_What you need to do_: Copy the data that follows exactly. Include no pictures.
________________________________________
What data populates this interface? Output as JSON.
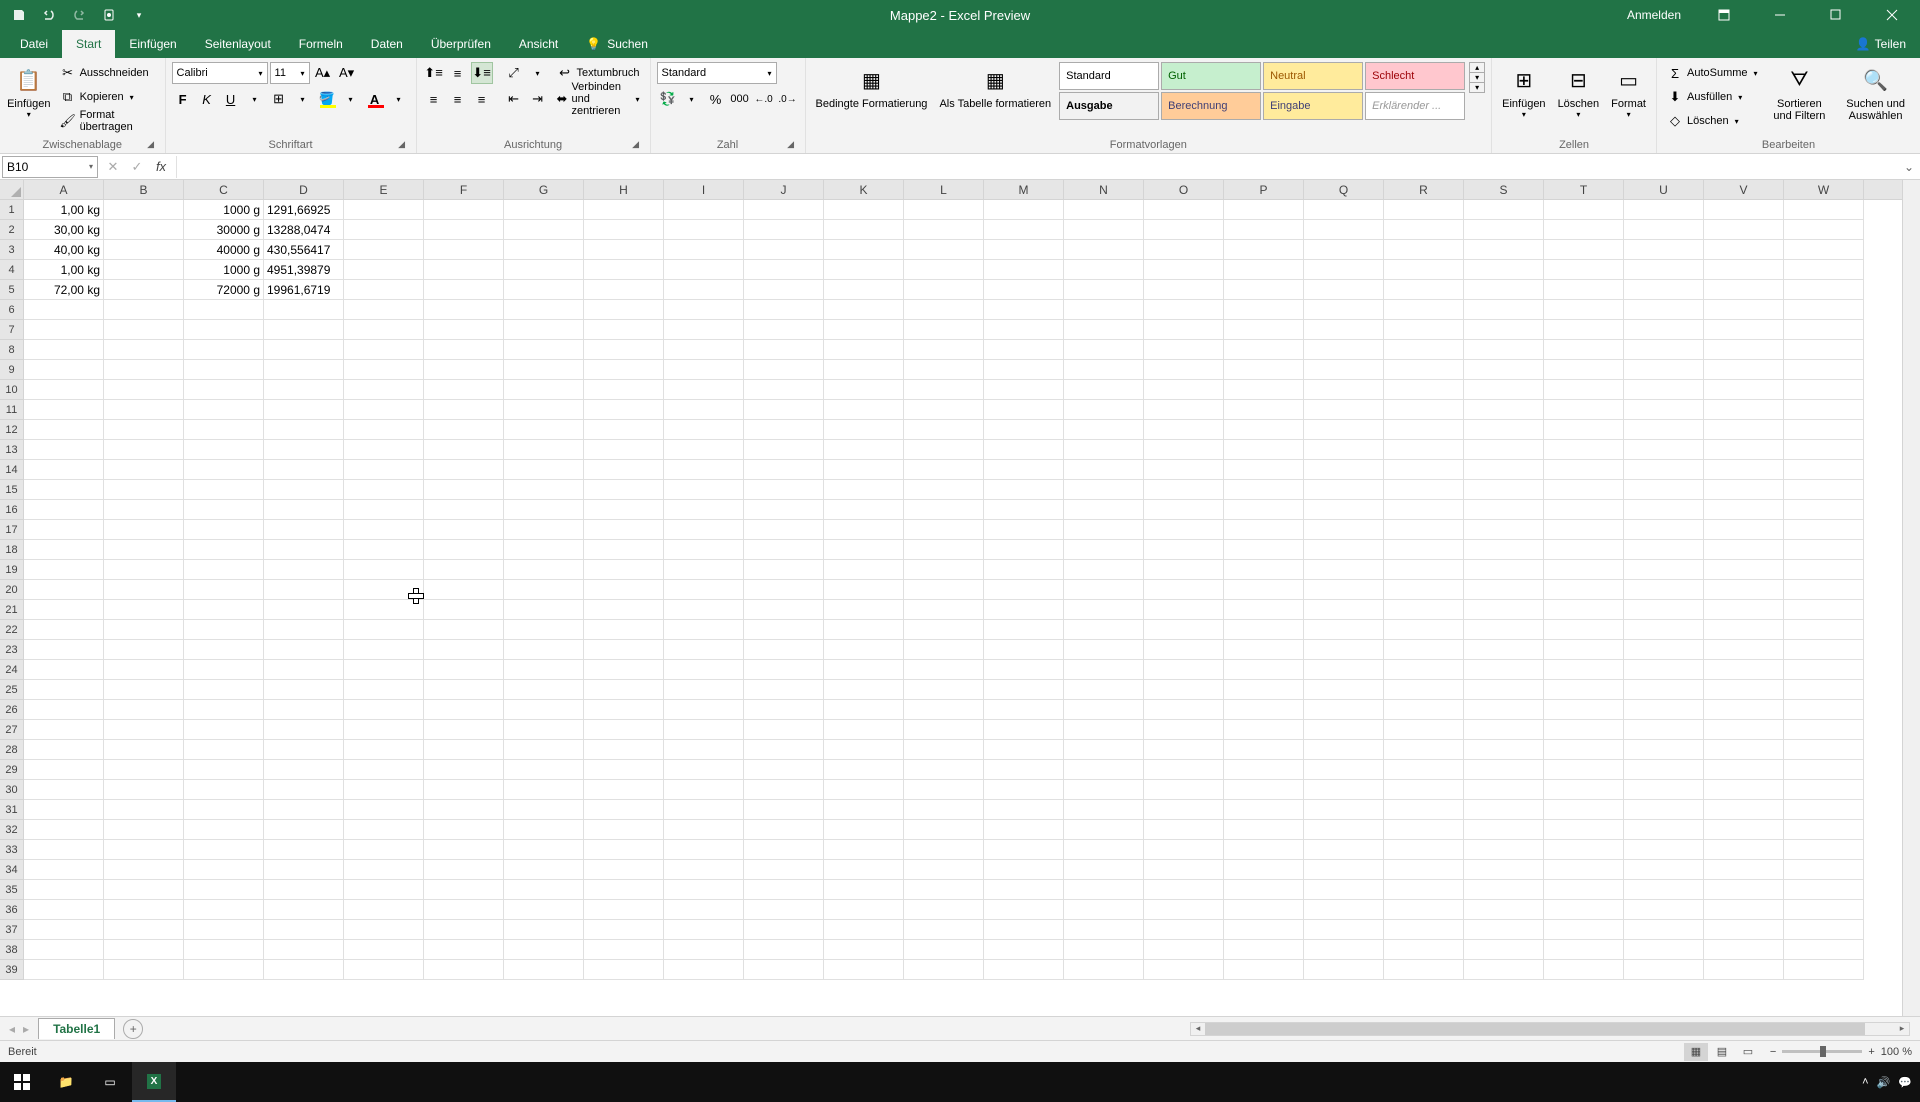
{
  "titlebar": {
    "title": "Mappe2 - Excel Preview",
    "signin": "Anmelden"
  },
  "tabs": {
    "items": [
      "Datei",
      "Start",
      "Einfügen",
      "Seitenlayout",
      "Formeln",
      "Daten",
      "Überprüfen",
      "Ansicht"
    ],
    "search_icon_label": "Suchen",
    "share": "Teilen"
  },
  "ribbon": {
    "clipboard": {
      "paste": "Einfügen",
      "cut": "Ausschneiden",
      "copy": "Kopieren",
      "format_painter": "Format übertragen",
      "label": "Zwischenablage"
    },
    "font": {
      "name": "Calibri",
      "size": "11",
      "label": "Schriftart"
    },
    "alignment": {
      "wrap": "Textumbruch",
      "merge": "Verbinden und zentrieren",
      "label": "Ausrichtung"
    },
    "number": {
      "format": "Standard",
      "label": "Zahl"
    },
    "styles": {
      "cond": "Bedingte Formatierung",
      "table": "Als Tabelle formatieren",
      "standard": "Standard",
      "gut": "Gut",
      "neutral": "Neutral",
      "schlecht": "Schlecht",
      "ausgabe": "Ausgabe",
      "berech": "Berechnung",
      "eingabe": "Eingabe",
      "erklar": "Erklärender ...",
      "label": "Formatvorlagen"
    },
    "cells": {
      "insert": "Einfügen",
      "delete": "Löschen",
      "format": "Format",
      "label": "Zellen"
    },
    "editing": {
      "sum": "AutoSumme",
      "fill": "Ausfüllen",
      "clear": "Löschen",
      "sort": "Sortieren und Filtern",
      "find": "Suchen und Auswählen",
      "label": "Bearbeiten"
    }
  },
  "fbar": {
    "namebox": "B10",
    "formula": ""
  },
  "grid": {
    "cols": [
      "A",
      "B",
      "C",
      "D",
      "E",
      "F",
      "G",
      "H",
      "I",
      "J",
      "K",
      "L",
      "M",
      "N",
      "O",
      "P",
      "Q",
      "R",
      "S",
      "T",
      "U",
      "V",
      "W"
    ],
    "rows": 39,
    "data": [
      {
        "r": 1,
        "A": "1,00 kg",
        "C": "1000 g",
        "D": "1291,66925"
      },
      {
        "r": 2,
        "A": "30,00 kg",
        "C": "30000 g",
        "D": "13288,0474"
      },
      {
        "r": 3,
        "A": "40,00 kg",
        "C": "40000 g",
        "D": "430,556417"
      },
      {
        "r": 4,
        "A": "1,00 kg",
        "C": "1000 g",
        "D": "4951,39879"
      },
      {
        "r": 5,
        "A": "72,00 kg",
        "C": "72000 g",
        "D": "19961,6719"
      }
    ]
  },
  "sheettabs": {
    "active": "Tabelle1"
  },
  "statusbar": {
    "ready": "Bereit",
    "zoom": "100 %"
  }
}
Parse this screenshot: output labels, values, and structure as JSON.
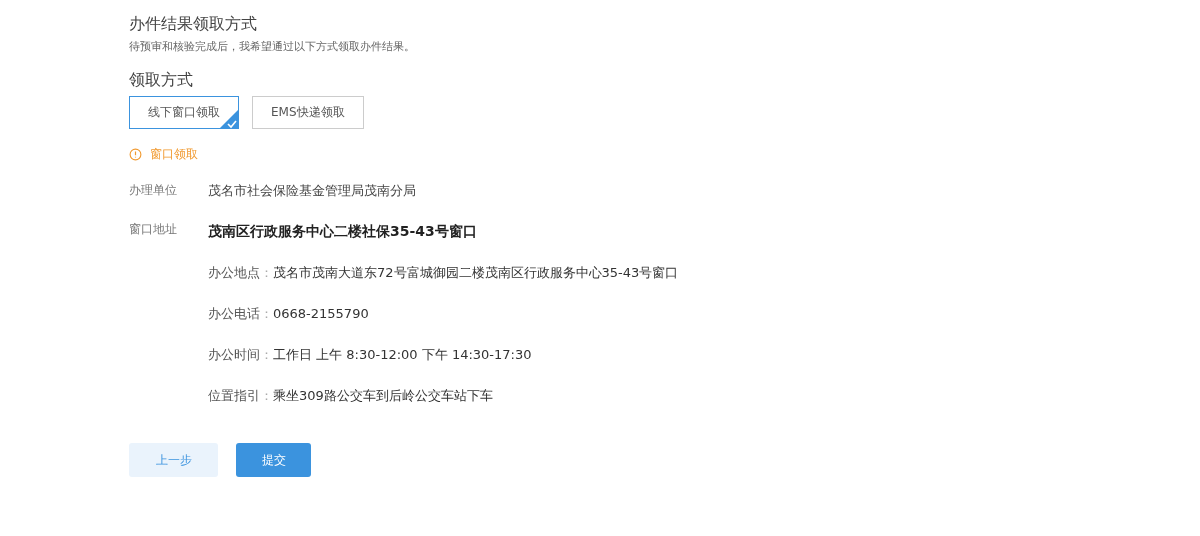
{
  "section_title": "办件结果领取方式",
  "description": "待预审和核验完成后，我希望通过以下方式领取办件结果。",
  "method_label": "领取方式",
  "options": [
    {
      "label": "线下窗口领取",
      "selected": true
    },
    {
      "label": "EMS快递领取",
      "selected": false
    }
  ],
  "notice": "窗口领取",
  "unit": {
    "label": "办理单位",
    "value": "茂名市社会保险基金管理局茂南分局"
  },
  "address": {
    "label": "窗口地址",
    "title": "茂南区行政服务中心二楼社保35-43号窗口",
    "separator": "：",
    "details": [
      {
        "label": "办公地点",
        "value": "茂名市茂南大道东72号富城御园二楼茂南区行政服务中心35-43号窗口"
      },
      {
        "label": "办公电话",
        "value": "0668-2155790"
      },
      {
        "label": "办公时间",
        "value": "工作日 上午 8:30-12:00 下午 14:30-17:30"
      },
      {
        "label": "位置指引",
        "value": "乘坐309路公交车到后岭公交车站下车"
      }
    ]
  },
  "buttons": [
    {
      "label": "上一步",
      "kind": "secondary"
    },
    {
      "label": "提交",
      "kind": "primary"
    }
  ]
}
________________________________________
_Completed task_:
What data populates this interface? Output as JSON.
{
  "titlebar": {
    "title": "Mappe2 - Excel Preview",
    "signin": "Anmelden"
  },
  "tabs": {
    "items": [
      "Datei",
      "Start",
      "Einfügen",
      "Seitenlayout",
      "Formeln",
      "Daten",
      "Überprüfen",
      "Ansicht"
    ],
    "search_icon_label": "Suchen",
    "share": "Teilen"
  },
  "ribbon": {
    "clipboard": {
      "paste": "Einfügen",
      "cut": "Ausschneiden",
      "copy": "Kopieren",
      "format_painter": "Format übertragen",
      "label": "Zwischenablage"
    },
    "font": {
      "name": "Calibri",
      "size": "11",
      "label": "Schriftart"
    },
    "alignment": {
      "wrap": "Textumbruch",
      "merge": "Verbinden und zentrieren",
      "label": "Ausrichtung"
    },
    "number": {
      "format": "Standard",
      "label": "Zahl"
    },
    "styles": {
      "cond": "Bedingte Formatierung",
      "table": "Als Tabelle formatieren",
      "standard": "Standard",
      "gut": "Gut",
      "neutral": "Neutral",
      "schlecht": "Schlecht",
      "ausgabe": "Ausgabe",
      "berech": "Berechnung",
      "eingabe": "Eingabe",
      "erklar": "Erklärender ...",
      "label": "Formatvorlagen"
    },
    "cells": {
      "insert": "Einfügen",
      "delete": "Löschen",
      "format": "Format",
      "label": "Zellen"
    },
    "editing": {
      "sum": "AutoSumme",
      "fill": "Ausfüllen",
      "clear": "Löschen",
      "sort": "Sortieren und Filtern",
      "find": "Suchen und Auswählen",
      "label": "Bearbeiten"
    }
  },
  "fbar": {
    "namebox": "B10",
    "formula": ""
  },
  "grid": {
    "cols": [
      "A",
      "B",
      "C",
      "D",
      "E",
      "F",
      "G",
      "H",
      "I",
      "J",
      "K",
      "L",
      "M",
      "N",
      "O",
      "P",
      "Q",
      "R",
      "S",
      "T",
      "U",
      "V",
      "W"
    ],
    "rows": 39,
    "data": [
      {
        "r": 1,
        "A": "1,00 kg",
        "C": "1000 g",
        "D": "1291,66925"
      },
      {
        "r": 2,
        "A": "30,00 kg",
        "C": "30000 g",
        "D": "13288,0474"
      },
      {
        "r": 3,
        "A": "40,00 kg",
        "C": "40000 g",
        "D": "430,556417"
      },
      {
        "r": 4,
        "A": "1,00 kg",
        "C": "1000 g",
        "D": "4951,39879"
      },
      {
        "r": 5,
        "A": "72,00 kg",
        "C": "72000 g",
        "D": "19961,6719"
      }
    ]
  },
  "sheettabs": {
    "active": "Tabelle1"
  },
  "statusbar": {
    "ready": "Bereit",
    "zoom": "100 %"
  }
}
Parse this screenshot: output labels, values, and structure as JSON.
{
  "section_title": "办件结果领取方式",
  "description": "待预审和核验完成后，我希望通过以下方式领取办件结果。",
  "method_label": "领取方式",
  "options": [
    {
      "label": "线下窗口领取",
      "selected": true
    },
    {
      "label": "EMS快递领取",
      "selected": false
    }
  ],
  "notice": "窗口领取",
  "unit": {
    "label": "办理单位",
    "value": "茂名市社会保险基金管理局茂南分局"
  },
  "address": {
    "label": "窗口地址",
    "title": "茂南区行政服务中心二楼社保35-43号窗口",
    "separator": "：",
    "details": [
      {
        "label": "办公地点",
        "value": "茂名市茂南大道东72号富城御园二楼茂南区行政服务中心35-43号窗口"
      },
      {
        "label": "办公电话",
        "value": "0668-2155790"
      },
      {
        "label": "办公时间",
        "value": "工作日 上午 8:30-12:00 下午 14:30-17:30"
      },
      {
        "label": "位置指引",
        "value": "乘坐309路公交车到后岭公交车站下车"
      }
    ]
  },
  "buttons": [
    {
      "label": "上一步",
      "kind": "secondary"
    },
    {
      "label": "提交",
      "kind": "primary"
    }
  ]
}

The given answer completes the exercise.